TO BE DONE: Write out every entry exactly as it appears.

RECORDS FOR THE EXERCISE:
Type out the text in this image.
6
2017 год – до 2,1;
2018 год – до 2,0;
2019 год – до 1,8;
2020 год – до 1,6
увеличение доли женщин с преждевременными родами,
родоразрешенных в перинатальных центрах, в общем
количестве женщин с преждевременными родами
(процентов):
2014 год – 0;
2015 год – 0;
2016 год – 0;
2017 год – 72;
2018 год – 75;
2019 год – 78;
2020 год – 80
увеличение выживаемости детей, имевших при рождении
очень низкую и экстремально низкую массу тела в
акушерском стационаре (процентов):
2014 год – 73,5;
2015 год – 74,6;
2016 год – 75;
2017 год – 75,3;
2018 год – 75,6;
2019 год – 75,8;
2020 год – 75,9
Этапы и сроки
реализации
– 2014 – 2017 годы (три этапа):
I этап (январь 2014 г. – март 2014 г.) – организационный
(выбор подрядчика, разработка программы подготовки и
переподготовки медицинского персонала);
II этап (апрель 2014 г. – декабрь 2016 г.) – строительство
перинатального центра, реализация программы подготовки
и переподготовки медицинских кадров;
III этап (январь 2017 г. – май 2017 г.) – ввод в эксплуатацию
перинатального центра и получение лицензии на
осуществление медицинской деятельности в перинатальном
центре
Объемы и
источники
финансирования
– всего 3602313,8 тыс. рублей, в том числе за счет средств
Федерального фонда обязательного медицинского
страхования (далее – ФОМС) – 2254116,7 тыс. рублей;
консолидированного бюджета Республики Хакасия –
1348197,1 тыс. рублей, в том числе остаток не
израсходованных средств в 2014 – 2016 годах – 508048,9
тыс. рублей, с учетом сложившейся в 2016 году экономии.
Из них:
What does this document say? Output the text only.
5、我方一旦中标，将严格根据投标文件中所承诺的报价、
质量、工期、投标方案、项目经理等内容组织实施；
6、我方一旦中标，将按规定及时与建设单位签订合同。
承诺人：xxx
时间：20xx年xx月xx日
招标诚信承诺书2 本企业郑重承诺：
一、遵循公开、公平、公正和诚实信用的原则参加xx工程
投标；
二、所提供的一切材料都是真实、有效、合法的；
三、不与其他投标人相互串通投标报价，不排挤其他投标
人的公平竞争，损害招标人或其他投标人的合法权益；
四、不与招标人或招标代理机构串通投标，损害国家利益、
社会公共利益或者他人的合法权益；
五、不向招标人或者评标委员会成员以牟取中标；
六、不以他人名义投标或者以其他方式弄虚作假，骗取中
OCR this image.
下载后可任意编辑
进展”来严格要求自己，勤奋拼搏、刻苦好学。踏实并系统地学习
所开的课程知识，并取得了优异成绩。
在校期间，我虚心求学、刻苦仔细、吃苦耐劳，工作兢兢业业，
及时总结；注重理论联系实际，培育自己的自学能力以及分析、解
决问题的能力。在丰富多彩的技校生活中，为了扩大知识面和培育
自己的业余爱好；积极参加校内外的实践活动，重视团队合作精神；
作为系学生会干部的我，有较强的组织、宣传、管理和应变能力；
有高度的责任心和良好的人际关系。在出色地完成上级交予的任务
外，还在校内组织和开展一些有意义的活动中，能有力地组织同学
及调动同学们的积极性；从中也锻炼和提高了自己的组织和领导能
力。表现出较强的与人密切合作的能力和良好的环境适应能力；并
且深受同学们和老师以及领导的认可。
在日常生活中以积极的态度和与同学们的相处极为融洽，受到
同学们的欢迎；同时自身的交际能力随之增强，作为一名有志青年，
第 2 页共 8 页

THE COMPLETED TASK:
Type out the text in this image.
6
2017 год – до 2,1;
2018 год – до 2,0;
2019 год – до 1,8;
2020 год – до 1,6
увеличение доли женщин с преждевременными родами,
родоразрешенных в перинатальных центрах, в общем
количестве женщин с преждевременными родами
(процентов):
2014 год – 0;
2015 год – 0;
2016 год – 0;
2017 год – 72;
2018 год – 75;
2019 год – 78;
2020 год – 80
увеличение выживаемости детей, имевших при рождении
очень низкую и экстремально низкую массу тела в
акушерском стационаре (процентов):
2014 год – 73,5;
2015 год – 74,6;
2016 год – 75;
2017 год – 75,3;
2018 год – 75,6;
2019 год – 75,8;
2020 год – 75,9
Этапы и сроки
реализации
– 2014 – 2017 годы (три этапа):
I этап (январь 2014 г. – март 2014 г.) – организационный
(выбор подрядчика, разработка программы подготовки и
переподготовки медицинского персонала);
II этап (апрель 2014 г. – декабрь 2016 г.) – строительство
перинатального центра, реализация программы подготовки
и переподготовки медицинских кадров;
III этап (январь 2017 г. – май 2017 г.) – ввод в эксплуатацию
перинатального центра и получение лицензии на
осуществление медицинской деятельности в перинатальном
центре
Объемы и
источники
финансирования
– всего 3602313,8 тыс. рублей, в том числе за счет средств
Федерального фонда обязательного медицинского
страхования (далее – ФОМС) – 2254116,7 тыс. рублей;
консолидированного бюджета Республики Хакасия –
1348197,1 тыс. рублей, в том числе остаток не
израсходованных средств в 2014 – 2016 годах – 508048,9
тыс. рублей, с учетом сложившейся в 2016 году экономии.
Из них:
What does this document say? Output the text only.
5、我方一旦中标，将严格根据投标文件中所承诺的报价、
质量、工期、投标方案、项目经理等内容组织实施；
6、我方一旦中标，将按规定及时与建设单位签订合同。
承诺人：xxx
时间：20xx年xx月xx日
招标诚信承诺书2 本企业郑重承诺：
一、遵循公开、公平、公正和诚实信用的原则参加xx工程
投标；
二、所提供的一切材料都是真实、有效、合法的；
三、不与其他投标人相互串通投标报价，不排挤其他投标
人的公平竞争，损害招标人或其他投标人的合法权益；
四、不与招标人或招标代理机构串通投标，损害国家利益、
社会公共利益或者他人的合法权益；
五、不向招标人或者评标委员会成员以牟取中标；
六、不以他人名义投标或者以其他方式弄虚作假，骗取中
OCR this image.
下载后可任意编辑
进展”来严格要求自己，勤奋拼搏、刻苦好学。踏实并系统地学习
所开的课程知识，并取得了优异成绩。
在校期间，我虚心求学、刻苦仔细、吃苦耐劳，工作兢兢业业，
及时总结；注重理论联系实际，培育自己的自学能力以及分析、解
决问题的能力。在丰富多彩的技校生活中，为了扩大知识面和培育
自己的业余爱好；积极参加校内外的实践活动，重视团队合作精神；
作为系学生会干部的我，有较强的组织、宣传、管理和应变能力；
有高度的责任心和良好的人际关系。在出色地完成上级交予的任务
外，还在校内组织和开展一些有意义的活动中，能有力地组织同学
及调动同学们的积极性；从中也锻炼和提高了自己的组织和领导能
力。表现出较强的与人密切合作的能力和良好的环境适应能力；并
且深受同学们和老师以及领导的认可。
在日常生活中以积极的态度和与同学们的相处极为融洽，受到
同学们的欢迎；同时自身的交际能力随之增强，作为一名有志青年，
第 2 页共 8 页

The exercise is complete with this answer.